Data items:
* begin *
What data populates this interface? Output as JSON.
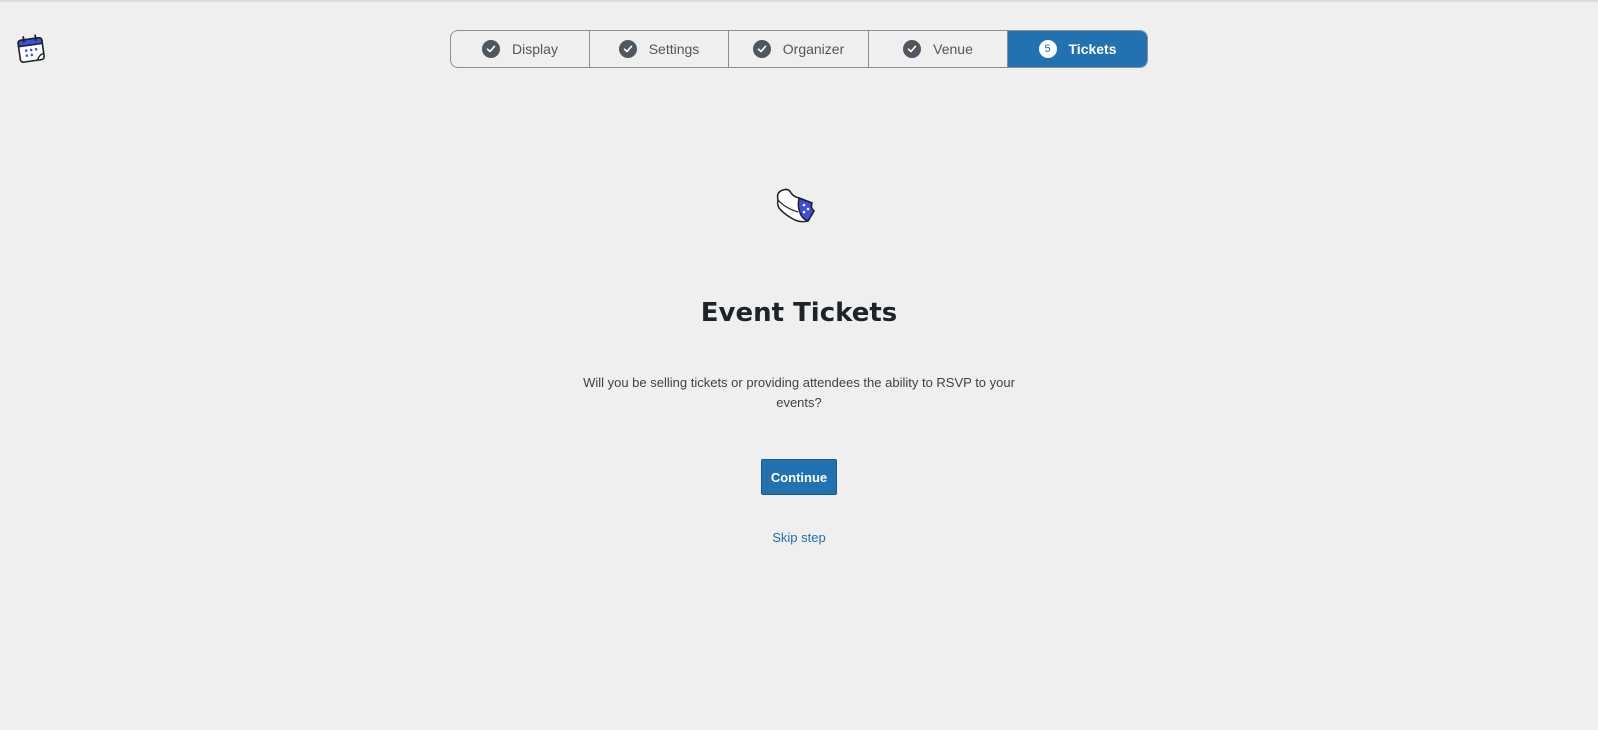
{
  "steps": [
    {
      "label": "Display",
      "state": "complete",
      "icon": "check-icon"
    },
    {
      "label": "Settings",
      "state": "complete",
      "icon": "check-icon"
    },
    {
      "label": "Organizer",
      "state": "complete",
      "icon": "check-icon"
    },
    {
      "label": "Venue",
      "state": "complete",
      "icon": "check-icon"
    },
    {
      "label": "Tickets",
      "state": "active",
      "number": "5"
    }
  ],
  "main": {
    "title": "Event Tickets",
    "description": "Will you be selling tickets or providing attendees the ability to RSVP to your events?",
    "continue_label": "Continue",
    "skip_label": "Skip step"
  },
  "icons": {
    "logo": "calendar-logo-icon",
    "illustration": "ticket-icon"
  },
  "colors": {
    "accent": "#2271b1",
    "background": "#efefef",
    "illustration_blue": "#3c4fe0"
  }
}
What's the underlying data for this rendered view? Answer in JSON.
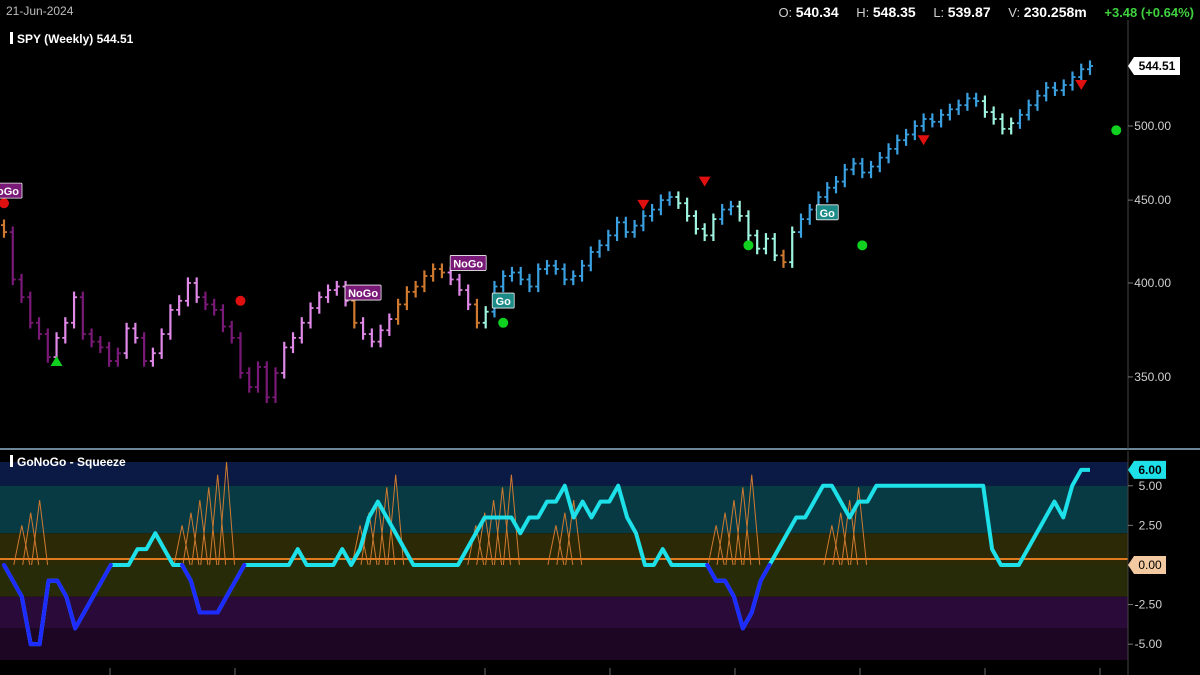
{
  "header": {
    "date": "21-Jun-2024",
    "open_label": "O:",
    "open": "540.34",
    "high_label": "H:",
    "high": "548.35",
    "low_label": "L:",
    "low": "539.87",
    "vol_label": "V:",
    "volume": "230.258m",
    "change": "+3.48 (+0.64%)"
  },
  "colors": {
    "background": "#000000",
    "go_strong": "#3aa0e0",
    "go_weak": "#9ff5e0",
    "nogo_strong": "#7a1a78",
    "nogo_weak": "#e089e8",
    "amber": "#d07a30",
    "oscillator_line": "#1de0e8",
    "squeeze_line": "#1e2bff",
    "zero_line": "#e07a20"
  },
  "chart_data": [
    {
      "type": "ohlc",
      "title": "SPY (Weekly) 544.51",
      "last_price_label": "544.51",
      "y_scale": "log",
      "ylim": [
        320,
        565
      ],
      "y_ticks": [
        "350.00",
        "400.00",
        "450.00",
        "500.00"
      ],
      "closes": [
        430,
        402,
        392,
        378,
        372,
        360,
        370,
        378,
        392,
        372,
        368,
        365,
        358,
        362,
        375,
        370,
        358,
        362,
        372,
        385,
        390,
        400,
        392,
        388,
        385,
        376,
        370,
        352,
        345,
        355,
        340,
        352,
        365,
        370,
        378,
        386,
        392,
        396,
        398,
        390,
        378,
        372,
        368,
        374,
        380,
        388,
        395,
        398,
        404,
        408,
        406,
        402,
        396,
        388,
        378,
        384,
        398,
        404,
        406,
        402,
        398,
        408,
        410,
        408,
        402,
        404,
        410,
        418,
        422,
        428,
        436,
        430,
        434,
        440,
        444,
        450,
        452,
        448,
        440,
        432,
        428,
        438,
        444,
        446,
        440,
        428,
        420,
        426,
        416,
        412,
        430,
        438,
        444,
        452,
        458,
        462,
        470,
        474,
        468,
        472,
        478,
        484,
        490,
        494,
        500,
        505,
        503,
        508,
        512,
        515,
        520,
        518,
        510,
        505,
        498,
        502,
        508,
        515,
        522,
        528,
        526,
        530,
        536,
        542,
        544.51
      ],
      "trend_colors": [
        "amber",
        "nogo_strong",
        "nogo_strong",
        "nogo_strong",
        "nogo_strong",
        "nogo_strong",
        "nogo_weak",
        "nogo_weak",
        "nogo_weak",
        "nogo_strong",
        "nogo_strong",
        "nogo_strong",
        "nogo_strong",
        "nogo_strong",
        "nogo_weak",
        "nogo_weak",
        "nogo_strong",
        "nogo_weak",
        "nogo_weak",
        "nogo_weak",
        "nogo_weak",
        "nogo_weak",
        "nogo_weak",
        "nogo_strong",
        "nogo_strong",
        "nogo_strong",
        "nogo_strong",
        "nogo_strong",
        "nogo_strong",
        "nogo_strong",
        "nogo_strong",
        "nogo_strong",
        "nogo_weak",
        "nogo_weak",
        "nogo_weak",
        "nogo_weak",
        "nogo_weak",
        "nogo_weak",
        "nogo_weak",
        "nogo_weak",
        "amber",
        "nogo_weak",
        "nogo_weak",
        "nogo_weak",
        "nogo_weak",
        "amber",
        "amber",
        "amber",
        "amber",
        "amber",
        "amber",
        "nogo_weak",
        "nogo_weak",
        "nogo_weak",
        "amber",
        "go_weak",
        "go_strong",
        "go_strong",
        "go_strong",
        "go_strong",
        "go_strong",
        "go_strong",
        "go_strong",
        "go_strong",
        "go_strong",
        "go_strong",
        "go_strong",
        "go_strong",
        "go_strong",
        "go_strong",
        "go_strong",
        "go_strong",
        "go_strong",
        "go_strong",
        "go_strong",
        "go_strong",
        "go_strong",
        "go_weak",
        "go_weak",
        "go_weak",
        "go_weak",
        "go_weak",
        "go_strong",
        "go_strong",
        "go_weak",
        "go_weak",
        "go_weak",
        "go_weak",
        "go_weak",
        "amber",
        "go_weak",
        "go_strong",
        "go_strong",
        "go_strong",
        "go_strong",
        "go_strong",
        "go_strong",
        "go_strong",
        "go_strong",
        "go_strong",
        "go_strong",
        "go_strong",
        "go_strong",
        "go_strong",
        "go_strong",
        "go_strong",
        "go_strong",
        "go_strong",
        "go_strong",
        "go_strong",
        "go_strong",
        "go_strong",
        "go_weak",
        "go_weak",
        "go_weak",
        "go_weak",
        "go_strong",
        "go_strong",
        "go_strong",
        "go_strong",
        "go_strong",
        "go_strong",
        "go_strong",
        "go_strong",
        "go_strong"
      ],
      "trend_labels": [
        {
          "bar": 0,
          "text": "NoGo",
          "kind": "nogo"
        },
        {
          "bar": 41,
          "text": "NoGo",
          "kind": "nogo"
        },
        {
          "bar": 53,
          "text": "NoGo",
          "kind": "nogo"
        },
        {
          "bar": 57,
          "text": "Go",
          "kind": "go"
        },
        {
          "bar": 94,
          "text": "Go",
          "kind": "go"
        }
      ],
      "markers": [
        {
          "bar": 0,
          "type": "dot",
          "color": "red",
          "value": 448
        },
        {
          "bar": 6,
          "type": "triangle-up",
          "color": "green",
          "value": 358
        },
        {
          "bar": 27,
          "type": "dot",
          "color": "red",
          "value": 390
        },
        {
          "bar": 57,
          "type": "dot",
          "color": "green",
          "value": 378
        },
        {
          "bar": 73,
          "type": "triangle-down",
          "color": "red",
          "value": 447
        },
        {
          "bar": 80,
          "type": "triangle-down",
          "color": "red",
          "value": 462
        },
        {
          "bar": 85,
          "type": "dot",
          "color": "green",
          "value": 422
        },
        {
          "bar": 98,
          "type": "dot",
          "color": "green",
          "value": 422
        },
        {
          "bar": 105,
          "type": "triangle-down",
          "color": "red",
          "value": 490
        },
        {
          "bar": 123,
          "type": "triangle-down",
          "color": "red",
          "value": 530
        },
        {
          "bar": 127,
          "type": "dot",
          "color": "green",
          "value": 497
        }
      ]
    },
    {
      "type": "line",
      "title": "GoNoGo - Squeeze",
      "value_label": "6.00",
      "zero_label": "0.00",
      "ylim": [
        -6,
        6.5
      ],
      "y_ticks": [
        "5.00",
        "2.50",
        "-2.50",
        "-5.00"
      ],
      "values": [
        0,
        -1,
        -2,
        -5,
        -5,
        -1,
        -1,
        -2,
        -4,
        -3,
        -2,
        -1,
        0,
        0,
        0,
        1,
        1,
        2,
        1,
        0,
        0,
        -1,
        -3,
        -3,
        -3,
        -2,
        -1,
        0,
        0,
        0,
        0,
        0,
        0,
        1,
        0,
        0,
        0,
        0,
        1,
        0,
        1,
        3,
        4,
        3,
        2,
        1,
        0,
        0,
        0,
        0,
        0,
        0,
        1,
        2,
        3,
        3,
        3,
        3,
        2,
        3,
        3,
        4,
        4,
        5,
        3,
        4,
        3,
        4,
        4,
        5,
        3,
        2,
        0,
        0,
        1,
        0,
        0,
        0,
        0,
        0,
        -1,
        -1,
        -2,
        -4,
        -3,
        -1,
        0,
        1,
        2,
        3,
        3,
        4,
        5,
        5,
        4,
        3,
        4,
        4,
        5,
        5,
        5,
        5,
        5,
        5,
        5,
        5,
        5,
        5,
        5,
        5,
        5,
        1,
        0,
        0,
        0,
        1,
        2,
        3,
        4,
        3,
        5,
        6,
        6
      ],
      "squeeze_sections": [
        [
          2,
          4
        ],
        [
          20,
          25
        ],
        [
          40,
          44
        ],
        [
          53,
          57
        ],
        [
          62,
          64
        ],
        [
          80,
          84
        ],
        [
          93,
          96
        ]
      ]
    }
  ]
}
* end *
Written exercise:
Write out every line of the entries that holds the word "title".

Task output:
    "title": "Event Tickets",
      "title": "SPY (Weekly) 544.51",
      "title": "GoNoGo - Squeeze",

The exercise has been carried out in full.